-- begin MATERIAL FOR THIS TASK --
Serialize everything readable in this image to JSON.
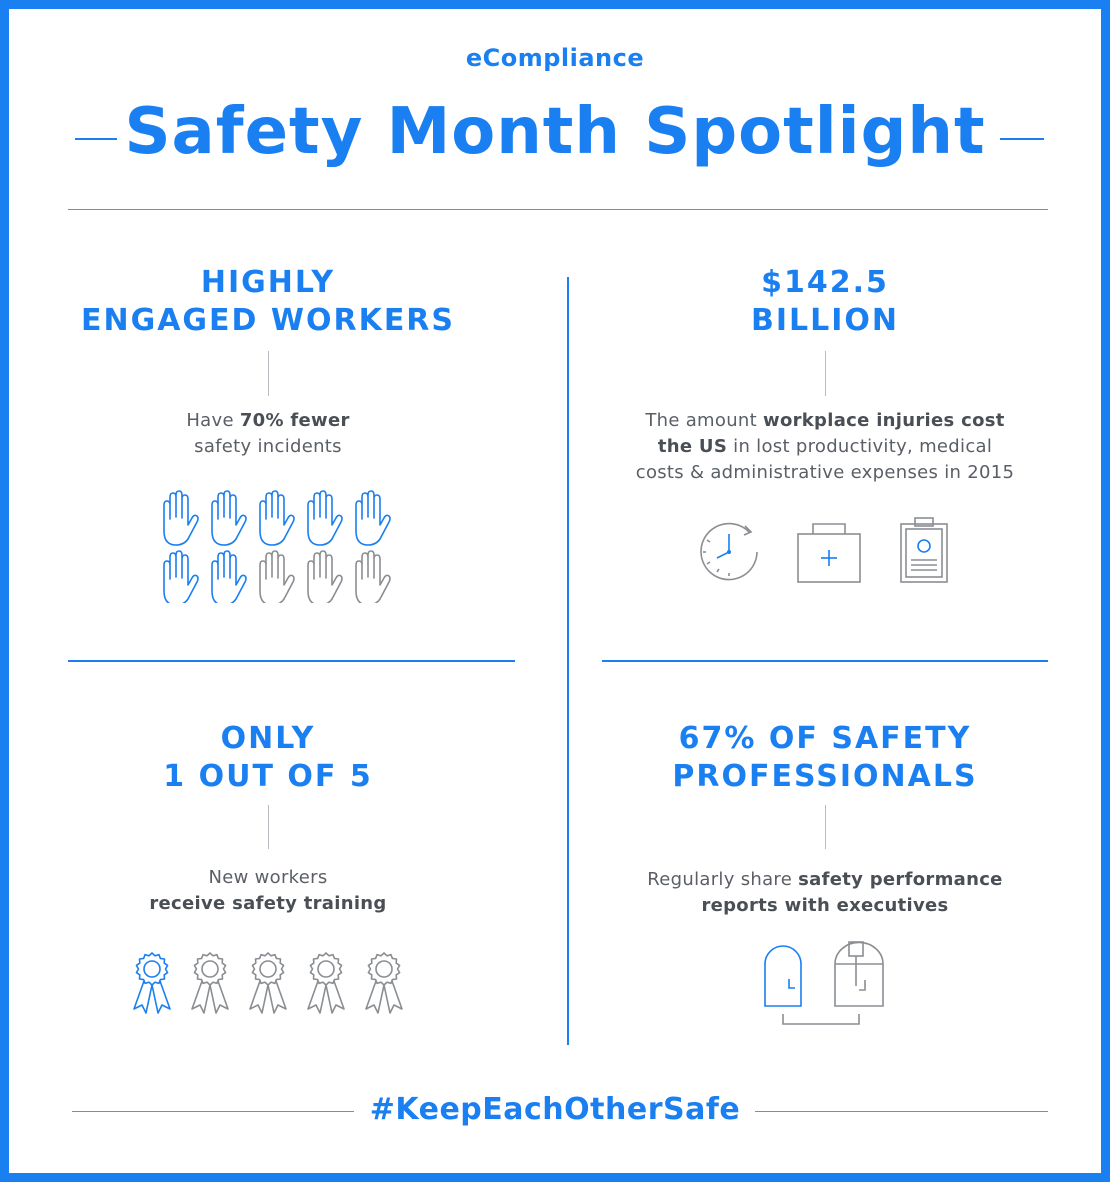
{
  "brand": "eCompliance",
  "title": "Safety Month Spotlight",
  "sections": [
    {
      "heading_line1": "HIGHLY",
      "heading_line2": "ENGAGED WORKERS",
      "text_pre": "Have ",
      "text_bold": "70% fewer",
      "text_post": "safety incidents",
      "icon_total": 10,
      "icon_highlighted": 7
    },
    {
      "heading_line1": "$142.5",
      "heading_line2": "BILLION",
      "text_pre": "The amount ",
      "text_bold1": "workplace injuries cost",
      "text_bold2": "the US",
      "text_post1": " in lost productivity, medical",
      "text_post2": "costs & administrative expenses in 2015",
      "icons": [
        "clock-icon",
        "first-aid-kit-icon",
        "clipboard-icon"
      ]
    },
    {
      "heading_line1": "ONLY",
      "heading_line2": "1 OUT OF 5",
      "text_line1": "New workers",
      "text_bold": "receive safety training",
      "icon_total": 5,
      "icon_highlighted": 1
    },
    {
      "heading_line1": "67% OF SAFETY",
      "heading_line2": "PROFESSIONALS",
      "text_pre": "Regularly share ",
      "text_bold1": "safety performance",
      "text_bold2": "reports with executives",
      "icons": [
        "person-icon",
        "executive-icon"
      ]
    }
  ],
  "hashtag": "#KeepEachOtherSafe",
  "colors": {
    "accent": "#1a7ff0",
    "icon_gray": "#8a8e93",
    "text": "#5a5f66"
  }
}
-- end MATERIAL FOR THIS TASK --
EXERCISE PROMPT
Transcribe all the data word for word; the images stay out.

OUTPUT FOR THIS TASK
Serialize everything readable in this image to JSON.
{
  "brand": "eCompliance",
  "title": "Safety Month Spotlight",
  "sections": [
    {
      "heading_line1": "HIGHLY",
      "heading_line2": "ENGAGED WORKERS",
      "text_pre": "Have ",
      "text_bold": "70% fewer",
      "text_post": "safety incidents",
      "icon_total": 10,
      "icon_highlighted": 7
    },
    {
      "heading_line1": "$142.5",
      "heading_line2": "BILLION",
      "text_pre": "The amount ",
      "text_bold1": "workplace injuries cost",
      "text_bold2": "the US",
      "text_post1": " in lost productivity, medical",
      "text_post2": "costs & administrative expenses in 2015",
      "icons": [
        "clock-icon",
        "first-aid-kit-icon",
        "clipboard-icon"
      ]
    },
    {
      "heading_line1": "ONLY",
      "heading_line2": "1 OUT OF 5",
      "text_line1": "New workers",
      "text_bold": "receive safety training",
      "icon_total": 5,
      "icon_highlighted": 1
    },
    {
      "heading_line1": "67% OF SAFETY",
      "heading_line2": "PROFESSIONALS",
      "text_pre": "Regularly share ",
      "text_bold1": "safety performance",
      "text_bold2": "reports with executives",
      "icons": [
        "person-icon",
        "executive-icon"
      ]
    }
  ],
  "hashtag": "#KeepEachOtherSafe",
  "colors": {
    "accent": "#1a7ff0",
    "icon_gray": "#8a8e93",
    "text": "#5a5f66"
  }
}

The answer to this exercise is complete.